**PROBLEM**
Every entry needs to be written out again exactly.

Items from a figure collection
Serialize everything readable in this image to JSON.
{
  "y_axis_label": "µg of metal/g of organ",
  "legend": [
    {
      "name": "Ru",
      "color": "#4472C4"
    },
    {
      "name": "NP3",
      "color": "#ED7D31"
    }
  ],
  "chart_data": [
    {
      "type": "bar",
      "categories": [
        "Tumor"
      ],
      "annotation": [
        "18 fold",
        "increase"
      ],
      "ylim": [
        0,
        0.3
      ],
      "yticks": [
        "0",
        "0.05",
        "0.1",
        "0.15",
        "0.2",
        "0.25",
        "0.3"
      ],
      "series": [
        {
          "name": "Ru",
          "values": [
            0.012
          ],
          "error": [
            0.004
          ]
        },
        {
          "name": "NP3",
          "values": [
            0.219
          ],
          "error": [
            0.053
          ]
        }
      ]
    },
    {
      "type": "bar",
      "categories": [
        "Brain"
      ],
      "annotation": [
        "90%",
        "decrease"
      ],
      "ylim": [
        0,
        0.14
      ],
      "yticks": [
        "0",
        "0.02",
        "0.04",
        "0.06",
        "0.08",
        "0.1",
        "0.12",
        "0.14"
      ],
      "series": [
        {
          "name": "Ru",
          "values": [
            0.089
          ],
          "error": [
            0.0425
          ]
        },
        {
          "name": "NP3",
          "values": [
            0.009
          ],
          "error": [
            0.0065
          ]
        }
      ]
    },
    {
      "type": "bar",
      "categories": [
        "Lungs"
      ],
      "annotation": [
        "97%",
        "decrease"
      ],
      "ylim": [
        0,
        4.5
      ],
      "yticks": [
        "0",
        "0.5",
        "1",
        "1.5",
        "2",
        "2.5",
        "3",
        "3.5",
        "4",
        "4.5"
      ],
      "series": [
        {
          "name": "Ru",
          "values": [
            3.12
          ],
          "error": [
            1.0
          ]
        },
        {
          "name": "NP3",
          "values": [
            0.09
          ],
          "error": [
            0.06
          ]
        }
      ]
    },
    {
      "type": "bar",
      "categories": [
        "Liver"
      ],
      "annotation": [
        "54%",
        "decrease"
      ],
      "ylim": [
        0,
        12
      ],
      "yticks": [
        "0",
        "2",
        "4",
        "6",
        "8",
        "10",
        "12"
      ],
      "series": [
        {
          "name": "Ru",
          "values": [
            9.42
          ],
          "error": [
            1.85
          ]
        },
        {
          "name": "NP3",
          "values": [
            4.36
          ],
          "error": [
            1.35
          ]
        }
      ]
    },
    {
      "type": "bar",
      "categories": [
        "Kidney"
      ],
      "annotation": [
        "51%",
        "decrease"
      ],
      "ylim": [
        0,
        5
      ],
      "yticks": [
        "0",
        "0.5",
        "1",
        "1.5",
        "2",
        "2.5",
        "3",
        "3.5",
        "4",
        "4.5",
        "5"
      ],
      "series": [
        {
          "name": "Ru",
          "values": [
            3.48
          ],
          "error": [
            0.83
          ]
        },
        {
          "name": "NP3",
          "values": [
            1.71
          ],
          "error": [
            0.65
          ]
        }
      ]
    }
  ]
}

**ANSWER BOX**
Serialize everything readable in this image to JSON.
{
  "y_axis_label": "µg of metal/g of organ",
  "legend": [
    {
      "name": "Ru",
      "color": "#4472C4"
    },
    {
      "name": "NP3",
      "color": "#ED7D31"
    }
  ],
  "chart_data": [
    {
      "type": "bar",
      "categories": [
        "Tumor"
      ],
      "annotation": [
        "18 fold",
        "increase"
      ],
      "ylim": [
        0,
        0.3
      ],
      "yticks": [
        "0",
        "0.05",
        "0.1",
        "0.15",
        "0.2",
        "0.25",
        "0.3"
      ],
      "series": [
        {
          "name": "Ru",
          "values": [
            0.012
          ],
          "error": [
            0.004
          ]
        },
        {
          "name": "NP3",
          "values": [
            0.219
          ],
          "error": [
            0.053
          ]
        }
      ]
    },
    {
      "type": "bar",
      "categories": [
        "Brain"
      ],
      "annotation": [
        "90%",
        "decrease"
      ],
      "ylim": [
        0,
        0.14
      ],
      "yticks": [
        "0",
        "0.02",
        "0.04",
        "0.06",
        "0.08",
        "0.1",
        "0.12",
        "0.14"
      ],
      "series": [
        {
          "name": "Ru",
          "values": [
            0.089
          ],
          "error": [
            0.0425
          ]
        },
        {
          "name": "NP3",
          "values": [
            0.009
          ],
          "error": [
            0.0065
          ]
        }
      ]
    },
    {
      "type": "bar",
      "categories": [
        "Lungs"
      ],
      "annotation": [
        "97%",
        "decrease"
      ],
      "ylim": [
        0,
        4.5
      ],
      "yticks": [
        "0",
        "0.5",
        "1",
        "1.5",
        "2",
        "2.5",
        "3",
        "3.5",
        "4",
        "4.5"
      ],
      "series": [
        {
          "name": "Ru",
          "values": [
            3.12
          ],
          "error": [
            1.0
          ]
        },
        {
          "name": "NP3",
          "values": [
            0.09
          ],
          "error": [
            0.06
          ]
        }
      ]
    },
    {
      "type": "bar",
      "categories": [
        "Liver"
      ],
      "annotation": [
        "54%",
        "decrease"
      ],
      "ylim": [
        0,
        12
      ],
      "yticks": [
        "0",
        "2",
        "4",
        "6",
        "8",
        "10",
        "12"
      ],
      "series": [
        {
          "name": "Ru",
          "values": [
            9.42
          ],
          "error": [
            1.85
          ]
        },
        {
          "name": "NP3",
          "values": [
            4.36
          ],
          "error": [
            1.35
          ]
        }
      ]
    },
    {
      "type": "bar",
      "categories": [
        "Kidney"
      ],
      "annotation": [
        "51%",
        "decrease"
      ],
      "ylim": [
        0,
        5
      ],
      "yticks": [
        "0",
        "0.5",
        "1",
        "1.5",
        "2",
        "2.5",
        "3",
        "3.5",
        "4",
        "4.5",
        "5"
      ],
      "series": [
        {
          "name": "Ru",
          "values": [
            3.48
          ],
          "error": [
            0.83
          ]
        },
        {
          "name": "NP3",
          "values": [
            1.71
          ],
          "error": [
            0.65
          ]
        }
      ]
    }
  ]
}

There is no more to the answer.